Dataset records:

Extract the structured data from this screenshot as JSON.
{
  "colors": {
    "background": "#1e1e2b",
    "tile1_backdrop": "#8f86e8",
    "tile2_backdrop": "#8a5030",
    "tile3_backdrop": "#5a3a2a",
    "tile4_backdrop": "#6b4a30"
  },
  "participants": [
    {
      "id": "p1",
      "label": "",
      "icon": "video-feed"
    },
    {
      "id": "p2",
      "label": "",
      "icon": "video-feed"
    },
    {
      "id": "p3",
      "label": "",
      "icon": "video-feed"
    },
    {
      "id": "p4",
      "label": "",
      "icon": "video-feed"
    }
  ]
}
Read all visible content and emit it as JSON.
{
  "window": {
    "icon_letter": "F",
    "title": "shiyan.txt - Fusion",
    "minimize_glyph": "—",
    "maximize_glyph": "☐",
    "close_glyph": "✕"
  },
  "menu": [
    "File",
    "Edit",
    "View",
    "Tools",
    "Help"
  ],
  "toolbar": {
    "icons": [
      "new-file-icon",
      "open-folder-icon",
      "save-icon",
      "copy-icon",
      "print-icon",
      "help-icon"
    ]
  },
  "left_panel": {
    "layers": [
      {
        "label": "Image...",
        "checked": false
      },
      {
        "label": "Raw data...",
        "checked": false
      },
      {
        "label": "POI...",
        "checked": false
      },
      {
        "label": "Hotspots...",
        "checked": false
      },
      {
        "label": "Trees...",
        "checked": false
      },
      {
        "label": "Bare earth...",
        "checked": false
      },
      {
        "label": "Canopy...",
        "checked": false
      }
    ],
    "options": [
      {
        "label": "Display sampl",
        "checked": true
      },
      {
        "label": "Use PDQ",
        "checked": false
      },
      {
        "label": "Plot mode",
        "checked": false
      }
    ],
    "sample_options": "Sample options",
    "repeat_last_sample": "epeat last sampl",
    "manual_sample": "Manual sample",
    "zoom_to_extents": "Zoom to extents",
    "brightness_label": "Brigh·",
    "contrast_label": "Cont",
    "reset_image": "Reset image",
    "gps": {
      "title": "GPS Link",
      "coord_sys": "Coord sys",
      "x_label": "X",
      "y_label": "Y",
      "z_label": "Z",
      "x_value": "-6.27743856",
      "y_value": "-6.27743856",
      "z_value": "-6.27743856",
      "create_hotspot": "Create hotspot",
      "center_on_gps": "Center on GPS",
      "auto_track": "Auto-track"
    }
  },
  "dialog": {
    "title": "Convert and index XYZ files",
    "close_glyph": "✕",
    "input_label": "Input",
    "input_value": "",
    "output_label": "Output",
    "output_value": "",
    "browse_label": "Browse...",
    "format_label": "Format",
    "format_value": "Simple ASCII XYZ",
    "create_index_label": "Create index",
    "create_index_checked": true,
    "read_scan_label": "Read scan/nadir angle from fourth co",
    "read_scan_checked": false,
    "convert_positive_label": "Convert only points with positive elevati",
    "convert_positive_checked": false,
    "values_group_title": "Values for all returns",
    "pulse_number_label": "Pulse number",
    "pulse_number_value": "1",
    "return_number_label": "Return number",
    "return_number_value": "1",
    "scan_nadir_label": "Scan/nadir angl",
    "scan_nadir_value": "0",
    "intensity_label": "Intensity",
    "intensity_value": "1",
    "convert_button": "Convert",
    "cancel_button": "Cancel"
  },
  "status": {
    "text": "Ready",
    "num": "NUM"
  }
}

### Work to do
Each record above should be output again exactly.

### Worked solution
Extract the structured data from this screenshot as JSON.
{
  "colors": {
    "background": "#1e1e2b",
    "tile1_backdrop": "#8f86e8",
    "tile2_backdrop": "#8a5030",
    "tile3_backdrop": "#5a3a2a",
    "tile4_backdrop": "#6b4a30"
  },
  "participants": [
    {
      "id": "p1",
      "label": "",
      "icon": "video-feed"
    },
    {
      "id": "p2",
      "label": "",
      "icon": "video-feed"
    },
    {
      "id": "p3",
      "label": "",
      "icon": "video-feed"
    },
    {
      "id": "p4",
      "label": "",
      "icon": "video-feed"
    }
  ]
}
Read all visible content and emit it as JSON.
{
  "window": {
    "icon_letter": "F",
    "title": "shiyan.txt - Fusion",
    "minimize_glyph": "—",
    "maximize_glyph": "☐",
    "close_glyph": "✕"
  },
  "menu": [
    "File",
    "Edit",
    "View",
    "Tools",
    "Help"
  ],
  "toolbar": {
    "icons": [
      "new-file-icon",
      "open-folder-icon",
      "save-icon",
      "copy-icon",
      "print-icon",
      "help-icon"
    ]
  },
  "left_panel": {
    "layers": [
      {
        "label": "Image...",
        "checked": false
      },
      {
        "label": "Raw data...",
        "checked": false
      },
      {
        "label": "POI...",
        "checked": false
      },
      {
        "label": "Hotspots...",
        "checked": false
      },
      {
        "label": "Trees...",
        "checked": false
      },
      {
        "label": "Bare earth...",
        "checked": false
      },
      {
        "label": "Canopy...",
        "checked": false
      }
    ],
    "options": [
      {
        "label": "Display sampl",
        "checked": true
      },
      {
        "label": "Use PDQ",
        "checked": false
      },
      {
        "label": "Plot mode",
        "checked": false
      }
    ],
    "sample_options": "Sample options",
    "repeat_last_sample": "epeat last sampl",
    "manual_sample": "Manual sample",
    "zoom_to_extents": "Zoom to extents",
    "brightness_label": "Brigh·",
    "contrast_label": "Cont",
    "reset_image": "Reset image",
    "gps": {
      "title": "GPS Link",
      "coord_sys": "Coord sys",
      "x_label": "X",
      "y_label": "Y",
      "z_label": "Z",
      "x_value": "-6.27743856",
      "y_value": "-6.27743856",
      "z_value": "-6.27743856",
      "create_hotspot": "Create hotspot",
      "center_on_gps": "Center on GPS",
      "auto_track": "Auto-track"
    }
  },
  "dialog": {
    "title": "Convert and index XYZ files",
    "close_glyph": "✕",
    "input_label": "Input",
    "input_value": "",
    "output_label": "Output",
    "output_value": "",
    "browse_label": "Browse...",
    "format_label": "Format",
    "format_value": "Simple ASCII XYZ",
    "create_index_label": "Create index",
    "create_index_checked": true,
    "read_scan_label": "Read scan/nadir angle from fourth co",
    "read_scan_checked": false,
    "convert_positive_label": "Convert only points with positive elevati",
    "convert_positive_checked": false,
    "values_group_title": "Values for all returns",
    "pulse_number_label": "Pulse number",
    "pulse_number_value": "1",
    "return_number_label": "Return number",
    "return_number_value": "1",
    "scan_nadir_label": "Scan/nadir angl",
    "scan_nadir_value": "0",
    "intensity_label": "Intensity",
    "intensity_value": "1",
    "convert_button": "Convert",
    "cancel_button": "Cancel"
  },
  "status": {
    "text": "Ready",
    "num": "NUM"
  }
}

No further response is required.